Do this:
All of the records listed below should be retyped exactly.

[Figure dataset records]
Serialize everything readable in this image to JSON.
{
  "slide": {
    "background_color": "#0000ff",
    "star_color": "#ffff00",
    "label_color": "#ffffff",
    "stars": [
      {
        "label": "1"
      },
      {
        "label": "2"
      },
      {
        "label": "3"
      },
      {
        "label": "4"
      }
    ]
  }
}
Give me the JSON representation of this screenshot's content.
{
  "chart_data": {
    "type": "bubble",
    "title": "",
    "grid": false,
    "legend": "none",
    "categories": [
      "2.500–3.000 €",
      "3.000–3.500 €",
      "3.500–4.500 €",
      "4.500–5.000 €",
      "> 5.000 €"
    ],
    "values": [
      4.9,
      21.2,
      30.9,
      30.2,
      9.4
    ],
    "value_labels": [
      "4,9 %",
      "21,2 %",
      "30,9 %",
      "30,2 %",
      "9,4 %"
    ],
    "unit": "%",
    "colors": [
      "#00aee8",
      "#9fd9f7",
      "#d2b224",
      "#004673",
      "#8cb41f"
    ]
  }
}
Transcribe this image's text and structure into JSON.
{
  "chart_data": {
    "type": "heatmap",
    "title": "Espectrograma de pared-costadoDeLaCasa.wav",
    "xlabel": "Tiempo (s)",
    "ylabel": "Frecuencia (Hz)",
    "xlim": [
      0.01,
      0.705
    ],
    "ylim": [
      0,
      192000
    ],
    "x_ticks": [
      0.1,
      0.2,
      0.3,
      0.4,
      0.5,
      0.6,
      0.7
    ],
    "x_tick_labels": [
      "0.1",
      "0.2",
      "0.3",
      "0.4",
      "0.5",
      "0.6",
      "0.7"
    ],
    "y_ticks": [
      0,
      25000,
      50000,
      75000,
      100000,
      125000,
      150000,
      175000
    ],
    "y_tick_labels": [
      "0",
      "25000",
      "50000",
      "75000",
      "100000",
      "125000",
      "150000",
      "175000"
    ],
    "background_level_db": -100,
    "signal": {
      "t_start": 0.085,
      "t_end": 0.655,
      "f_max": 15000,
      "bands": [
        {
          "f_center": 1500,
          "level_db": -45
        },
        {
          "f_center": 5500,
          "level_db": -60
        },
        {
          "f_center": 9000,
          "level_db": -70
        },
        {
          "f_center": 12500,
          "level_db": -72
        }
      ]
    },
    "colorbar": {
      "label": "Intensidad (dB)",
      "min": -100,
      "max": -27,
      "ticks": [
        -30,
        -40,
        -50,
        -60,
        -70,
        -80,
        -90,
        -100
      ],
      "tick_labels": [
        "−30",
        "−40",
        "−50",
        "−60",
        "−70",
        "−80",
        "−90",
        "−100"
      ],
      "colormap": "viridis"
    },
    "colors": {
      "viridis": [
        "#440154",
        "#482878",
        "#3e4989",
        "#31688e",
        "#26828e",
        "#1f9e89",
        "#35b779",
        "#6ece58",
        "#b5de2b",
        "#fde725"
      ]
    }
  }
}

Task result:
Serialize everything readable in this image to JSON.
{
  "slide": {
    "background_color": "#0000ff",
    "star_color": "#ffff00",
    "label_color": "#ffffff",
    "stars": [
      {
        "label": "1"
      },
      {
        "label": "2"
      },
      {
        "label": "3"
      },
      {
        "label": "4"
      }
    ]
  }
}
Give me the JSON representation of this screenshot's content.
{
  "chart_data": {
    "type": "bubble",
    "title": "",
    "grid": false,
    "legend": "none",
    "categories": [
      "2.500–3.000 €",
      "3.000–3.500 €",
      "3.500–4.500 €",
      "4.500–5.000 €",
      "> 5.000 €"
    ],
    "values": [
      4.9,
      21.2,
      30.9,
      30.2,
      9.4
    ],
    "value_labels": [
      "4,9 %",
      "21,2 %",
      "30,9 %",
      "30,2 %",
      "9,4 %"
    ],
    "unit": "%",
    "colors": [
      "#00aee8",
      "#9fd9f7",
      "#d2b224",
      "#004673",
      "#8cb41f"
    ]
  }
}
Transcribe this image's text and structure into JSON.
{
  "chart_data": {
    "type": "heatmap",
    "title": "Espectrograma de pared-costadoDeLaCasa.wav",
    "xlabel": "Tiempo (s)",
    "ylabel": "Frecuencia (Hz)",
    "xlim": [
      0.01,
      0.705
    ],
    "ylim": [
      0,
      192000
    ],
    "x_ticks": [
      0.1,
      0.2,
      0.3,
      0.4,
      0.5,
      0.6,
      0.7
    ],
    "x_tick_labels": [
      "0.1",
      "0.2",
      "0.3",
      "0.4",
      "0.5",
      "0.6",
      "0.7"
    ],
    "y_ticks": [
      0,
      25000,
      50000,
      75000,
      100000,
      125000,
      150000,
      175000
    ],
    "y_tick_labels": [
      "0",
      "25000",
      "50000",
      "75000",
      "100000",
      "125000",
      "150000",
      "175000"
    ],
    "background_level_db": -100,
    "signal": {
      "t_start": 0.085,
      "t_end": 0.655,
      "f_max": 15000,
      "bands": [
        {
          "f_center": 1500,
          "level_db": -45
        },
        {
          "f_center": 5500,
          "level_db": -60
        },
        {
          "f_center": 9000,
          "level_db": -70
        },
        {
          "f_center": 12500,
          "level_db": -72
        }
      ]
    },
    "colorbar": {
      "label": "Intensidad (dB)",
      "min": -100,
      "max": -27,
      "ticks": [
        -30,
        -40,
        -50,
        -60,
        -70,
        -80,
        -90,
        -100
      ],
      "tick_labels": [
        "−30",
        "−40",
        "−50",
        "−60",
        "−70",
        "−80",
        "−90",
        "−100"
      ],
      "colormap": "viridis"
    },
    "colors": {
      "viridis": [
        "#440154",
        "#482878",
        "#3e4989",
        "#31688e",
        "#26828e",
        "#1f9e89",
        "#35b779",
        "#6ece58",
        "#b5de2b",
        "#fde725"
      ]
    }
  }
}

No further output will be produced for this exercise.